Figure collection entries

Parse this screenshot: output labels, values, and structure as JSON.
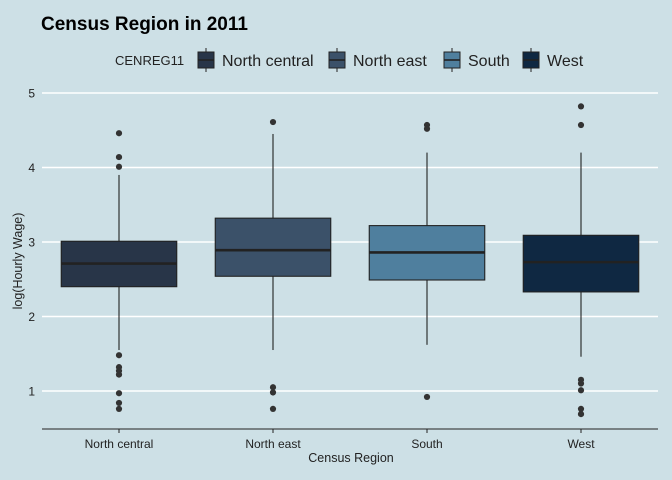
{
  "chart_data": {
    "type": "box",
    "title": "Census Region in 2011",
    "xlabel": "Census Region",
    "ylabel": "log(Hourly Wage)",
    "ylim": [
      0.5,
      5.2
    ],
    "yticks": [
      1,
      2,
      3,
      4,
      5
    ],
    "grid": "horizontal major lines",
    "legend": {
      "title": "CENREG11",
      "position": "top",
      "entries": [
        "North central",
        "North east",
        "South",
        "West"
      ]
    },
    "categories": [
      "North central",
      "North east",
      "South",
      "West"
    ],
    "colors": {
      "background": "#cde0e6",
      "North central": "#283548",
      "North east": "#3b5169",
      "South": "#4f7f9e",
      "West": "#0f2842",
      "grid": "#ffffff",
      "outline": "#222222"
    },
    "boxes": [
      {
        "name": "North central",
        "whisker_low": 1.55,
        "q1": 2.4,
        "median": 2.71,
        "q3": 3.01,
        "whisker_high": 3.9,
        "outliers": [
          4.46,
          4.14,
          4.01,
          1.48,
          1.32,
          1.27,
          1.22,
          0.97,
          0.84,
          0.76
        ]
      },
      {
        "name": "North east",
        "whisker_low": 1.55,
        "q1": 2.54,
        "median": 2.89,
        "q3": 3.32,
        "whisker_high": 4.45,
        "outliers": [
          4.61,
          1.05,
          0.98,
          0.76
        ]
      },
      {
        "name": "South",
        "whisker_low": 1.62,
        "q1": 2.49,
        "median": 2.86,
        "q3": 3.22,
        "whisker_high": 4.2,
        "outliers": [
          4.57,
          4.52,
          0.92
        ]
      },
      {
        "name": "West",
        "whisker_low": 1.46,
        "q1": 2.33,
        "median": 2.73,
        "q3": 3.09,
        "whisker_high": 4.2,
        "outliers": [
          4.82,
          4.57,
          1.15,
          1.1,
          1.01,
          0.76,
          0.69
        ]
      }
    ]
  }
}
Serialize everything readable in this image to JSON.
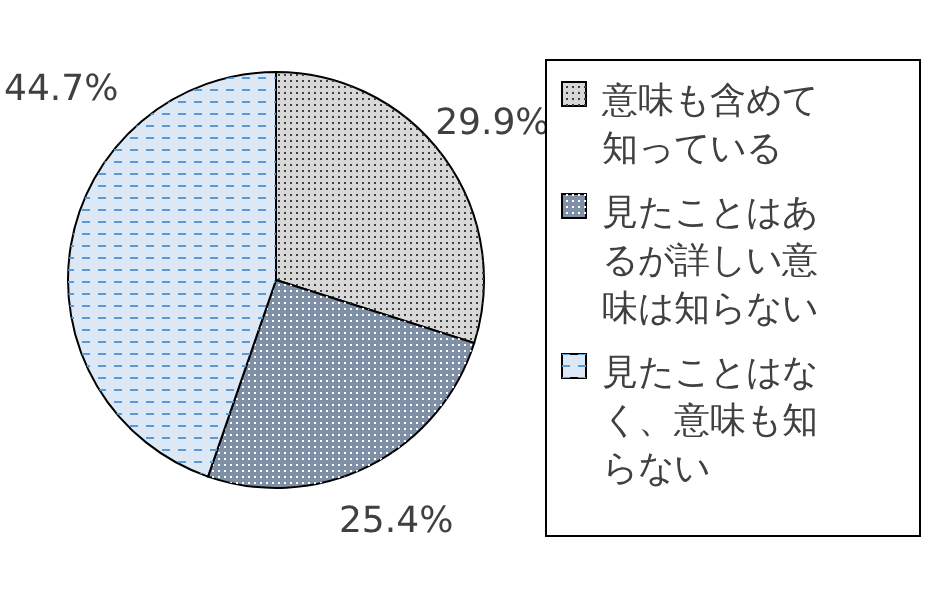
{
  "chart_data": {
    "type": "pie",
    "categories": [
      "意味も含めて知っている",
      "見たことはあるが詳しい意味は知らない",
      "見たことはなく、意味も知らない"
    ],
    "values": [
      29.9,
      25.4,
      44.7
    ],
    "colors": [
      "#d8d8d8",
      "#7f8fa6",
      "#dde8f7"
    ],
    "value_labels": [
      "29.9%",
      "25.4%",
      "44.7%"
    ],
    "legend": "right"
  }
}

#### [Stated task]
Do not copy pictures. Restate exactly the lines from the one containing "Serialize everything readable" through the last line of the records.

#### [Solution for this problem]
Serialize everything readable in this image to JSON.
{
  "chart_data": {
    "type": "pie",
    "categories": [
      "意味も含めて知っている",
      "見たことはあるが詳しい意味は知らない",
      "見たことはなく、意味も知らない"
    ],
    "values": [
      29.9,
      25.4,
      44.7
    ],
    "colors": [
      "#d8d8d8",
      "#7f8fa6",
      "#dde8f7"
    ],
    "value_labels": [
      "29.9%",
      "25.4%",
      "44.7%"
    ],
    "legend": "right"
  }
}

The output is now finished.